Some records

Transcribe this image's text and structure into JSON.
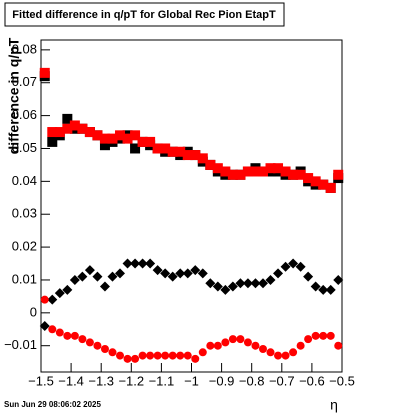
{
  "chart_data": {
    "type": "scatter",
    "title": "Fitted difference in q/pT for Global Rec Pion EtapT",
    "y_label": "difference in q/pT",
    "x_label": "η",
    "timestamp": "Sun Jun 29 08:06:02 2025",
    "x": [
      -1.4875,
      -1.4625,
      -1.4375,
      -1.4125,
      -1.3875,
      -1.3625,
      -1.3375,
      -1.3125,
      -1.2875,
      -1.2625,
      -1.2375,
      -1.2125,
      -1.1875,
      -1.1625,
      -1.1375,
      -1.1125,
      -1.0875,
      -1.0625,
      -1.0375,
      -1.0125,
      -0.9875,
      -0.9625,
      -0.9375,
      -0.9125,
      -0.8875,
      -0.8625,
      -0.8375,
      -0.8125,
      -0.7875,
      -0.7625,
      -0.7375,
      -0.7125,
      -0.6875,
      -0.6625,
      -0.6375,
      -0.6125,
      -0.5875,
      -0.5625,
      -0.5375,
      -0.5125
    ],
    "series": [
      {
        "color": "#000000",
        "marker": "square",
        "values": [
          0.072,
          0.052,
          0.054,
          0.059,
          0.056,
          0.056,
          0.055,
          0.054,
          0.051,
          0.052,
          0.053,
          0.054,
          0.05,
          0.052,
          0.051,
          0.05,
          0.049,
          0.049,
          0.048,
          0.049,
          0.048,
          0.046,
          0.045,
          0.043,
          0.042,
          0.042,
          0.042,
          0.043,
          0.044,
          0.043,
          0.043,
          0.043,
          0.042,
          0.042,
          0.043,
          0.04,
          0.039,
          0.039,
          0.038,
          0.041
        ]
      },
      {
        "color": "#ff0000",
        "marker": "square",
        "values": [
          0.073,
          0.055,
          0.055,
          0.056,
          0.057,
          0.056,
          0.055,
          0.054,
          0.053,
          0.053,
          0.054,
          0.053,
          0.054,
          0.052,
          0.052,
          0.05,
          0.05,
          0.049,
          0.049,
          0.048,
          0.048,
          0.047,
          0.045,
          0.044,
          0.043,
          0.042,
          0.042,
          0.043,
          0.043,
          0.043,
          0.044,
          0.044,
          0.043,
          0.042,
          0.042,
          0.041,
          0.04,
          0.039,
          0.038,
          0.042
        ]
      },
      {
        "color": "#000000",
        "marker": "diamond",
        "values": [
          -0.004,
          0.004,
          0.006,
          0.007,
          0.01,
          0.011,
          0.013,
          0.011,
          0.008,
          0.011,
          0.012,
          0.015,
          0.015,
          0.015,
          0.015,
          0.013,
          0.012,
          0.011,
          0.012,
          0.012,
          0.013,
          0.012,
          0.009,
          0.008,
          0.007,
          0.008,
          0.009,
          0.009,
          0.009,
          0.009,
          0.01,
          0.012,
          0.014,
          0.015,
          0.014,
          0.011,
          0.008,
          0.007,
          0.007,
          0.01
        ]
      },
      {
        "color": "#ff0000",
        "marker": "circle",
        "values": [
          0.004,
          -0.005,
          -0.006,
          -0.007,
          -0.007,
          -0.008,
          -0.009,
          -0.01,
          -0.011,
          -0.012,
          -0.013,
          -0.014,
          -0.014,
          -0.013,
          -0.013,
          -0.013,
          -0.013,
          -0.013,
          -0.013,
          -0.013,
          -0.014,
          -0.012,
          -0.01,
          -0.01,
          -0.009,
          -0.008,
          -0.008,
          -0.009,
          -0.01,
          -0.011,
          -0.012,
          -0.013,
          -0.013,
          -0.012,
          -0.01,
          -0.008,
          -0.007,
          -0.007,
          -0.007,
          -0.01
        ]
      }
    ],
    "xlim": [
      -1.5,
      -0.5
    ],
    "xticks": [
      {
        "value": -1.5,
        "label": "−1.5"
      },
      {
        "value": -1.4,
        "label": "−1.4"
      },
      {
        "value": -1.3,
        "label": "−1.3"
      },
      {
        "value": -1.2,
        "label": "−1.2"
      },
      {
        "value": -1.1,
        "label": "−1.1"
      },
      {
        "value": -1,
        "label": "−1"
      },
      {
        "value": -0.9,
        "label": "−0.9"
      },
      {
        "value": -0.8,
        "label": "−0.8"
      },
      {
        "value": -0.7,
        "label": "−0.7"
      },
      {
        "value": -0.6,
        "label": "−0.6"
      },
      {
        "value": -0.5,
        "label": "−0.5"
      }
    ],
    "ylim": [
      -0.018,
      0.083
    ],
    "yticks": [
      {
        "value": -0.01,
        "label": "−0.01"
      },
      0,
      0.01,
      0.02,
      0.03,
      0.04,
      0.05,
      0.06,
      0.07,
      0.08
    ]
  }
}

# EXERCISE GOAL
Write out every record above exactly as it stands, but leave out the pictures.

# OUTPUT BELOW
Transcribe this image's text and structure into JSON.
{
  "chart_data": {
    "type": "scatter",
    "title": "Fitted difference in q/pT for Global Rec Pion EtapT",
    "y_label": "difference in q/pT",
    "x_label": "η",
    "timestamp": "Sun Jun 29 08:06:02 2025",
    "x": [
      -1.4875,
      -1.4625,
      -1.4375,
      -1.4125,
      -1.3875,
      -1.3625,
      -1.3375,
      -1.3125,
      -1.2875,
      -1.2625,
      -1.2375,
      -1.2125,
      -1.1875,
      -1.1625,
      -1.1375,
      -1.1125,
      -1.0875,
      -1.0625,
      -1.0375,
      -1.0125,
      -0.9875,
      -0.9625,
      -0.9375,
      -0.9125,
      -0.8875,
      -0.8625,
      -0.8375,
      -0.8125,
      -0.7875,
      -0.7625,
      -0.7375,
      -0.7125,
      -0.6875,
      -0.6625,
      -0.6375,
      -0.6125,
      -0.5875,
      -0.5625,
      -0.5375,
      -0.5125
    ],
    "series": [
      {
        "color": "#000000",
        "marker": "square",
        "values": [
          0.072,
          0.052,
          0.054,
          0.059,
          0.056,
          0.056,
          0.055,
          0.054,
          0.051,
          0.052,
          0.053,
          0.054,
          0.05,
          0.052,
          0.051,
          0.05,
          0.049,
          0.049,
          0.048,
          0.049,
          0.048,
          0.046,
          0.045,
          0.043,
          0.042,
          0.042,
          0.042,
          0.043,
          0.044,
          0.043,
          0.043,
          0.043,
          0.042,
          0.042,
          0.043,
          0.04,
          0.039,
          0.039,
          0.038,
          0.041
        ]
      },
      {
        "color": "#ff0000",
        "marker": "square",
        "values": [
          0.073,
          0.055,
          0.055,
          0.056,
          0.057,
          0.056,
          0.055,
          0.054,
          0.053,
          0.053,
          0.054,
          0.053,
          0.054,
          0.052,
          0.052,
          0.05,
          0.05,
          0.049,
          0.049,
          0.048,
          0.048,
          0.047,
          0.045,
          0.044,
          0.043,
          0.042,
          0.042,
          0.043,
          0.043,
          0.043,
          0.044,
          0.044,
          0.043,
          0.042,
          0.042,
          0.041,
          0.04,
          0.039,
          0.038,
          0.042
        ]
      },
      {
        "color": "#000000",
        "marker": "diamond",
        "values": [
          -0.004,
          0.004,
          0.006,
          0.007,
          0.01,
          0.011,
          0.013,
          0.011,
          0.008,
          0.011,
          0.012,
          0.015,
          0.015,
          0.015,
          0.015,
          0.013,
          0.012,
          0.011,
          0.012,
          0.012,
          0.013,
          0.012,
          0.009,
          0.008,
          0.007,
          0.008,
          0.009,
          0.009,
          0.009,
          0.009,
          0.01,
          0.012,
          0.014,
          0.015,
          0.014,
          0.011,
          0.008,
          0.007,
          0.007,
          0.01
        ]
      },
      {
        "color": "#ff0000",
        "marker": "circle",
        "values": [
          0.004,
          -0.005,
          -0.006,
          -0.007,
          -0.007,
          -0.008,
          -0.009,
          -0.01,
          -0.011,
          -0.012,
          -0.013,
          -0.014,
          -0.014,
          -0.013,
          -0.013,
          -0.013,
          -0.013,
          -0.013,
          -0.013,
          -0.013,
          -0.014,
          -0.012,
          -0.01,
          -0.01,
          -0.009,
          -0.008,
          -0.008,
          -0.009,
          -0.01,
          -0.011,
          -0.012,
          -0.013,
          -0.013,
          -0.012,
          -0.01,
          -0.008,
          -0.007,
          -0.007,
          -0.007,
          -0.01
        ]
      }
    ],
    "xlim": [
      -1.5,
      -0.5
    ],
    "xticks": [
      {
        "value": -1.5,
        "label": "−1.5"
      },
      {
        "value": -1.4,
        "label": "−1.4"
      },
      {
        "value": -1.3,
        "label": "−1.3"
      },
      {
        "value": -1.2,
        "label": "−1.2"
      },
      {
        "value": -1.1,
        "label": "−1.1"
      },
      {
        "value": -1,
        "label": "−1"
      },
      {
        "value": -0.9,
        "label": "−0.9"
      },
      {
        "value": -0.8,
        "label": "−0.8"
      },
      {
        "value": -0.7,
        "label": "−0.7"
      },
      {
        "value": -0.6,
        "label": "−0.6"
      },
      {
        "value": -0.5,
        "label": "−0.5"
      }
    ],
    "ylim": [
      -0.018,
      0.083
    ],
    "yticks": [
      {
        "value": -0.01,
        "label": "−0.01"
      },
      0,
      0.01,
      0.02,
      0.03,
      0.04,
      0.05,
      0.06,
      0.07,
      0.08
    ]
  }
}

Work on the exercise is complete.